> Data for this exercise:
"""
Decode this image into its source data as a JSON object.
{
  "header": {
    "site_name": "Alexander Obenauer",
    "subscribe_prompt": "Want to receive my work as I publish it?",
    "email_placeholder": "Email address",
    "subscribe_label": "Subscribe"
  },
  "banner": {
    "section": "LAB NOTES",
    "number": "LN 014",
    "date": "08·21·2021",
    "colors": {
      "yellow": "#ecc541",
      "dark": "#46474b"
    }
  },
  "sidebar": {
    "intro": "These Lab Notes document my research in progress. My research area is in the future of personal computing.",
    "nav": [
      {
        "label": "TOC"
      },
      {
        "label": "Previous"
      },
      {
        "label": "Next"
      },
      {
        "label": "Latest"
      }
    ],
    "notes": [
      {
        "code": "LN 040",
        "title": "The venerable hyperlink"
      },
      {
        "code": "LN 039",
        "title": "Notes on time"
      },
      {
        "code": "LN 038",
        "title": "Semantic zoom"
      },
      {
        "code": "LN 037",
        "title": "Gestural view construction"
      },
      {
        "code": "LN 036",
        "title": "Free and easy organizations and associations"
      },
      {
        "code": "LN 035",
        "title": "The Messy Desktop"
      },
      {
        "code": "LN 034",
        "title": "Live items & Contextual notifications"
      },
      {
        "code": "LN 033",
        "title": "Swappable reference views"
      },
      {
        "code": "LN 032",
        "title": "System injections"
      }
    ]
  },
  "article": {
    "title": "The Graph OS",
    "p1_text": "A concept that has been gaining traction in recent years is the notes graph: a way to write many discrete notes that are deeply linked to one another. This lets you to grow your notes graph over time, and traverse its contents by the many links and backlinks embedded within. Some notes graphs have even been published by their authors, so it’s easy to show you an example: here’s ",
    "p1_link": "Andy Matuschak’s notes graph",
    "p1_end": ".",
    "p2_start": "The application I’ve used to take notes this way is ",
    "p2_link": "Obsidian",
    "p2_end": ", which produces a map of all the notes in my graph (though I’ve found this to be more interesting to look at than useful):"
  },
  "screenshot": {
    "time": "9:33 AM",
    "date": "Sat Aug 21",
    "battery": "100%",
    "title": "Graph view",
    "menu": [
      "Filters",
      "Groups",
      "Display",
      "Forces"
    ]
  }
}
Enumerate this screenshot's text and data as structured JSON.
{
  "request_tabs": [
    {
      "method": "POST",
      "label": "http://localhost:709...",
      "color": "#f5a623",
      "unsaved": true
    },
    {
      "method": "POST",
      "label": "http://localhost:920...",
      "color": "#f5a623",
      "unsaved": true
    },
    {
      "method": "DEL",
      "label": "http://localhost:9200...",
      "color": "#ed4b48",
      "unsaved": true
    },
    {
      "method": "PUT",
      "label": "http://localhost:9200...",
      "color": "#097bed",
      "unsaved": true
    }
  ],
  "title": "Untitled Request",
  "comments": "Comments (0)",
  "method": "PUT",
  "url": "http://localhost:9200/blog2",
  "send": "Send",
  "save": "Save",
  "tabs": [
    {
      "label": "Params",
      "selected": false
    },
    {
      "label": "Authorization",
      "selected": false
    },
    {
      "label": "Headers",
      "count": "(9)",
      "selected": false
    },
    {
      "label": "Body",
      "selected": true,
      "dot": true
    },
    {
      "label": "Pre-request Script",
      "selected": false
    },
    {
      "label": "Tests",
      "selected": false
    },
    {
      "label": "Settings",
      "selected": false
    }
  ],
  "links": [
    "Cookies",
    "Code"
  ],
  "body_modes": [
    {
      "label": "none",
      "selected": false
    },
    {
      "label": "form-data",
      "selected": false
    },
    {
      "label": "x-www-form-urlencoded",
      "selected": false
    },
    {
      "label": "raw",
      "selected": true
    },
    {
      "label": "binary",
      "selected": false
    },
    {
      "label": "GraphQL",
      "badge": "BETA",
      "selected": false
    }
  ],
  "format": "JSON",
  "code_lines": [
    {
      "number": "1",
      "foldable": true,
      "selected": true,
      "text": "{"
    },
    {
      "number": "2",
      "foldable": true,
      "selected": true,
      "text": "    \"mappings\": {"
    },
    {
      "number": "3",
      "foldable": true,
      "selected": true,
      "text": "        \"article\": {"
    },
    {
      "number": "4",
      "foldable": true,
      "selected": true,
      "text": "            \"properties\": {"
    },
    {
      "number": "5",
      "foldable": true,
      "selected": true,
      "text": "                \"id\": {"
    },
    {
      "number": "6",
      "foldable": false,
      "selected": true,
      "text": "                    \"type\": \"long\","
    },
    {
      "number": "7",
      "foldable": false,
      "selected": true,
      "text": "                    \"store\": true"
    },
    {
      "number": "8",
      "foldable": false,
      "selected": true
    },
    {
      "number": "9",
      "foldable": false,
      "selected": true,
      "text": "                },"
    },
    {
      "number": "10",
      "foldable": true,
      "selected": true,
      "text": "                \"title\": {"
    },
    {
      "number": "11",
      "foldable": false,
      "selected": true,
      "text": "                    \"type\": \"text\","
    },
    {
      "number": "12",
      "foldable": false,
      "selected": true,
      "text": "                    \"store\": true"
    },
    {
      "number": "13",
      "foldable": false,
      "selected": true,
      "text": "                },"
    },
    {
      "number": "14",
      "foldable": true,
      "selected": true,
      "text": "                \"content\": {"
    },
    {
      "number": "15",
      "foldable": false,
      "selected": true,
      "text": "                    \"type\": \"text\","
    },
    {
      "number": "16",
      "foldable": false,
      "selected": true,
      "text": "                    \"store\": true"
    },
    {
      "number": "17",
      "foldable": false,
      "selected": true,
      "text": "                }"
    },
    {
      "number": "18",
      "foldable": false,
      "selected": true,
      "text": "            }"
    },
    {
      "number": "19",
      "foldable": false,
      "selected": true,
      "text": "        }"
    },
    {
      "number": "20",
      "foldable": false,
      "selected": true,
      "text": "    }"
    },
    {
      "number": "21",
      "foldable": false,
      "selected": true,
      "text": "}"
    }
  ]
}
"""
> Exercise goal: Write out every line of the entries that holds the word "localhost".

> Worked answer:
      "label": "http://localhost:709...",
      "label": "http://localhost:920...",
      "label": "http://localhost:9200...",
      "label": "http://localhost:9200...",
  "url": "http://localhost:9200/blog2",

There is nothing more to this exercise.